▶ Supplied passage:
Segment Open
Epic Games’ Easy Anti‑Cheat (EAC) is finally landing on ARM platforms — a technical and ecosystem milestone that removes one of the largest obstacles keeping multiplayer PC games off Snapdragon‑powered Copilot+ laptops and Linux ARM devices. The company shipped updated Epic Online Services (EOS) tooling that includes a Windows‑on‑ARM EAC client and an ARM‑aware bootstrapper distributed via the EOS SDK, and Epic will battle‑test the rollout with Fortnite before wider studio adoption. This move pairs with Microsoft’s Prism improvements and Auto SR upscaler to make ARM Windows gaming more feasible, but it does not magically solve performance, fragmentation, or kernel‑level risk concerns; publishers, anti‑cheat vendors, and platform teams still have concrete work to do.
The last two years have seen dramatic improvements to Windows on ARM: Microsoft’s Prism x86→ARM translation and Arm64EC tooling let developers ship hybrid builds, while Qualcomm’s Snapdragon X‑series silicon improved raw capability for thin-and‑light gaming. Still, a critical blocker remained: kernel‑level anti‑cheat drivers. These low‑level components historically targeted x64 kernel interfaces and simply do not run through user‑mode translation layers, which meant many popular multiplayer titles refused to start on ARM devices because their anti‑cheat never initialized. Epic’s work directly addresses that kernel‑mode gap by shipping an ARM‑native EAC client and distributing it through the EOS SDK to studios.
Epic’s announcement frames Fortnite as both a consumer milestone and a pragmatic validation platform: Fortnite will be among the first titles to adopt the ARM EAC client so Epic can “battle‑test” the implementation in real‑world multiplayer conditions before third‑party studios follow. The EOS SDK update — reported in the wild as EOS 1.17.1.3‑CL44532354 (Aug 12, 2025) in press coverage — is the delivery vehicle for the ARM anti‑cheat binaries and integration guidance. Developers must still opt in and update their installers/bootstrappers to ship the ARM‑aware components.
Key practical point: enabling EAC for a game via Proton often requires explicit developer action and, in some cases, a rework if the title uses a legacy (non‑EOS) EAC integration. Valve and Epic have provided tooling and simplified flows over time, but developer choice remains the gating factor for many games.
Segment Closed
▶ Source information:
Segment Open
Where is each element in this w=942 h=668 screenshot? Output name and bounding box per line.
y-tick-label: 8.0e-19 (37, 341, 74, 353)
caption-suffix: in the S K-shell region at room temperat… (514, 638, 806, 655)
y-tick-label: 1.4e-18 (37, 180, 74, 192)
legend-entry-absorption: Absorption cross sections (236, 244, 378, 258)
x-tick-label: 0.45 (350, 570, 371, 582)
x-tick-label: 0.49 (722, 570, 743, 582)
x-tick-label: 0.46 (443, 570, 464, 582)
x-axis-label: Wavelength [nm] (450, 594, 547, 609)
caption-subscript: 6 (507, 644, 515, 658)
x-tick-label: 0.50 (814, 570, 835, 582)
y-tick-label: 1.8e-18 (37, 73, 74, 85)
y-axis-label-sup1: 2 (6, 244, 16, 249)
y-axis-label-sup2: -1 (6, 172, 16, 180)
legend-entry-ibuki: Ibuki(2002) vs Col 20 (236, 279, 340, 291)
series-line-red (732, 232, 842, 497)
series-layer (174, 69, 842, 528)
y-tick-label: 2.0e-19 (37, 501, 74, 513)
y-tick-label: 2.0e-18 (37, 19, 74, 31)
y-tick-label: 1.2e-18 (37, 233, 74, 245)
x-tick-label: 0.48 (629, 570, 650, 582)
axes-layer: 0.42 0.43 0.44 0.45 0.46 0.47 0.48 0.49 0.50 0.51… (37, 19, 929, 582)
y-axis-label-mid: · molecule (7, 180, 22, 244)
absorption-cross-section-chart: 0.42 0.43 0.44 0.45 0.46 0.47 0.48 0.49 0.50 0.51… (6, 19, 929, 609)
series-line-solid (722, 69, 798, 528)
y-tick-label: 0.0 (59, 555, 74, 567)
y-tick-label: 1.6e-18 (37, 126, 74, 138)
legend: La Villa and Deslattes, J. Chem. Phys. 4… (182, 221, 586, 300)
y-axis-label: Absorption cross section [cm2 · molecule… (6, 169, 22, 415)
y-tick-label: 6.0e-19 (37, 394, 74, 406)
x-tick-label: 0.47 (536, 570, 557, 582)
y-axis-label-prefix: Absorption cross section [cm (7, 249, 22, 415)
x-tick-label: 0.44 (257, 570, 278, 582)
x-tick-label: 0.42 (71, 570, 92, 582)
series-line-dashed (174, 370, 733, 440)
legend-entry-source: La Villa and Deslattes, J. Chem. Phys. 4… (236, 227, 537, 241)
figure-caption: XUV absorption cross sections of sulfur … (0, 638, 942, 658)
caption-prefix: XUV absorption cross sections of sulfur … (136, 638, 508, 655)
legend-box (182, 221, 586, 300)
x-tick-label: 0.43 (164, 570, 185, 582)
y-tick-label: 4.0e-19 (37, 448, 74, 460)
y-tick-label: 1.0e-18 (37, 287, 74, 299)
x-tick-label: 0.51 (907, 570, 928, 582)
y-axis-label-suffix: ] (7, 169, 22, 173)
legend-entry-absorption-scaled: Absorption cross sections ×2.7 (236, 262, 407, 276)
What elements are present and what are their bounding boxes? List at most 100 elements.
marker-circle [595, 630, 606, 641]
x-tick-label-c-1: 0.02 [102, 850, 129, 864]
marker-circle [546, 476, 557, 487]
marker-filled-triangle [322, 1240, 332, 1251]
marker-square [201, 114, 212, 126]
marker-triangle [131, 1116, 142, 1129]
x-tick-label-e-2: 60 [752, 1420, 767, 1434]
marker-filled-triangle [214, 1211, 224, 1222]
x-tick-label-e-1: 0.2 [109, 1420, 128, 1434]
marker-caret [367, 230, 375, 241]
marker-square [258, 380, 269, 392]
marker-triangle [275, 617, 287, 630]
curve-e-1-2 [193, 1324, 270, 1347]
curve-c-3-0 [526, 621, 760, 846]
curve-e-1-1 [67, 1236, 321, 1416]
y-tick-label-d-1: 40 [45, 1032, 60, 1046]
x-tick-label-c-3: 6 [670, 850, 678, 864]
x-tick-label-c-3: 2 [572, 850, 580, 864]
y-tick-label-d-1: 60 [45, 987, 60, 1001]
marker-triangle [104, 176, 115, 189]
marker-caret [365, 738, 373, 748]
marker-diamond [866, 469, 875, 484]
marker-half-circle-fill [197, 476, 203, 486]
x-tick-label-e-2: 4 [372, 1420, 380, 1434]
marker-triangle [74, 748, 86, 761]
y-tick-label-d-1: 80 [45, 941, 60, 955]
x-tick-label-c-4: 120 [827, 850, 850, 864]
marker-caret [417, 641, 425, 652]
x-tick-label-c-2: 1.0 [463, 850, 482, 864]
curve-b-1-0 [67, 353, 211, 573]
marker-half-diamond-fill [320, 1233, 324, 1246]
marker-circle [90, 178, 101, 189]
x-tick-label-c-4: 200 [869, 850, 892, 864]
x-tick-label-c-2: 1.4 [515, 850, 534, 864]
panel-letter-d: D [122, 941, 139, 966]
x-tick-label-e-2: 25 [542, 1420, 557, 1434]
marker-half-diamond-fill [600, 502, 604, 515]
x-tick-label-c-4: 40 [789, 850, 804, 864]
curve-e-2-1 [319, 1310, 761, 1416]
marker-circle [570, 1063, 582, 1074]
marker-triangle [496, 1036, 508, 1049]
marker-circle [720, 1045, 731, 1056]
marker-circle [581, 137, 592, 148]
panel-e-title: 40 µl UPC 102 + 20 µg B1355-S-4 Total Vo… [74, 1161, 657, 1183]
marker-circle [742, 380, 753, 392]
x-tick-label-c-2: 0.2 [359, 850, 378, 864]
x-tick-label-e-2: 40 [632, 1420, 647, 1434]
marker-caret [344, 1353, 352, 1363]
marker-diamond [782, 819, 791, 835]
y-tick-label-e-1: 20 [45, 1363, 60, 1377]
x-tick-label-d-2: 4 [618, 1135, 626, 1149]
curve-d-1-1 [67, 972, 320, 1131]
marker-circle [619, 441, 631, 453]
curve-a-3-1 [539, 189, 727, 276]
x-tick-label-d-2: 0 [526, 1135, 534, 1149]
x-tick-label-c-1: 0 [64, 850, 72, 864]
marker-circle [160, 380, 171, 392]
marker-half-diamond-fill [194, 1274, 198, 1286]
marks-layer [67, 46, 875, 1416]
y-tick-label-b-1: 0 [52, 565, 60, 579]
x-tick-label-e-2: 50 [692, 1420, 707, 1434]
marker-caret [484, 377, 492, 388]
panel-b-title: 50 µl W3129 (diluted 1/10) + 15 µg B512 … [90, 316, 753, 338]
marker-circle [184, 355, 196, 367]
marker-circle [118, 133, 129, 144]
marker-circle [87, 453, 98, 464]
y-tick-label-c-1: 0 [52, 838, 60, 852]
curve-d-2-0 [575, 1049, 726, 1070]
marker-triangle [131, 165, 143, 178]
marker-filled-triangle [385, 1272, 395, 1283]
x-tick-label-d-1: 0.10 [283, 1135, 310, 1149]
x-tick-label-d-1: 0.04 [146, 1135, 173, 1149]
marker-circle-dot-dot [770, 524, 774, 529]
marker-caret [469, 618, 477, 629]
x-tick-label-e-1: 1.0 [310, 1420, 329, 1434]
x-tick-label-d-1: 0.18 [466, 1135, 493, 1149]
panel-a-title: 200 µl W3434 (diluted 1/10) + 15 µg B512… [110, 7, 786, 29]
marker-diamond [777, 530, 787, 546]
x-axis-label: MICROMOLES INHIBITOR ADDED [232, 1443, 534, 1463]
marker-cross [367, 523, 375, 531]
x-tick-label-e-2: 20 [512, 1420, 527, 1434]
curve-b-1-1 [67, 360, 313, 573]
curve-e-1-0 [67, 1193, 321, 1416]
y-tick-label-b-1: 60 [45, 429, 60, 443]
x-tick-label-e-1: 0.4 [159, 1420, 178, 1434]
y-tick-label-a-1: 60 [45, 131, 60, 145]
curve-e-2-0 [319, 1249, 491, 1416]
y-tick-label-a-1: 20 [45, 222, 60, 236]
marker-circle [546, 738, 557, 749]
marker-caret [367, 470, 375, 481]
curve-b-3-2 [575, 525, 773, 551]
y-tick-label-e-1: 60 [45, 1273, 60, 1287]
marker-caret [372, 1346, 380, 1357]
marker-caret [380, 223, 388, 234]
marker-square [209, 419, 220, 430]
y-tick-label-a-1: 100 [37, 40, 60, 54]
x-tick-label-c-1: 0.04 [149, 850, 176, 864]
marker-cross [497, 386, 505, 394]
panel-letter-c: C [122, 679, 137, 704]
Segment Closed
▶ Exercise requirements:
Please edit the anti-cheat article between "Epic’s announcement frames" and "for many games.", inclusive, and give that span back with "installers" changed to "launchers". The data above is separate material with no connection to the anti-cheat article.

▶ Answer to this task:
Epic’s announcement frames Fortnite as both a consumer milestone and a pragmatic validation platform: Fortnite will be among the first titles to adopt the ARM EAC client so Epic can “battle‑test” the implementation in real‑world multiplayer conditions before third‑party studios follow. The EOS SDK update — reported in the wild as EOS 1.17.1.3‑CL44532354 (Aug 12, 2025) in press coverage — is the delivery vehicle for the ARM anti‑cheat binaries and integration guidance. Developers must still opt in and update their launchers/bootstrappers to ship the ARM‑aware components.
Key practical point: enabling EAC for a game via Proton often requires explicit developer action and, in some cases, a rework if the title uses a legacy (non‑EOS) EAC integration. Valve and Epic have provided tooling and simplified flows over time, but developer choice remains the gating factor for many games.